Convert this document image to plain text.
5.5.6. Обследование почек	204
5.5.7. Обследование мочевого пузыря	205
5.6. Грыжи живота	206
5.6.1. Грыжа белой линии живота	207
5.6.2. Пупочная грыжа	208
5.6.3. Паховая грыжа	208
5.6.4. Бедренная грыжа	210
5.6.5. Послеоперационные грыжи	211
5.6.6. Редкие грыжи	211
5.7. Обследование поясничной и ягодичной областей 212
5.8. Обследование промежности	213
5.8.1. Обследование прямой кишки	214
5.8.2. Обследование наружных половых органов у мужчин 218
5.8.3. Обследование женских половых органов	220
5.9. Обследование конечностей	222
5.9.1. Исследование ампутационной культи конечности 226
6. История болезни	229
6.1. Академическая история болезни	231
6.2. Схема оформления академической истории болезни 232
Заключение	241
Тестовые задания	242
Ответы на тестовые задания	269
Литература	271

* **Given request**:
Reproduce the data shown above exactly.

* **Output for this task**:
Convert this document image to plain text.
5.5.6. Обследование почек	204
5.5.7. Обследование мочевого пузыря	205
5.6. Грыжи живота	206
5.6.1. Грыжа белой линии живота	207
5.6.2. Пупочная грыжа	208
5.6.3. Паховая грыжа	208
5.6.4. Бедренная грыжа	210
5.6.5. Послеоперационные грыжи	211
5.6.6. Редкие грыжи	211
5.7. Обследование поясничной и ягодичной областей 212
5.8. Обследование промежности	213
5.8.1. Обследование прямой кишки	214
5.8.2. Обследование наружных половых органов у мужчин 218
5.8.3. Обследование женских половых органов	220
5.9. Обследование конечностей	222
5.9.1. Исследование ампутационной культи конечности 226
6. История болезни	229
6.1. Академическая история болезни	231
6.2. Схема оформления академической истории болезни 232
Заключение	241
Тестовые задания	242
Ответы на тестовые задания	269
Литература	271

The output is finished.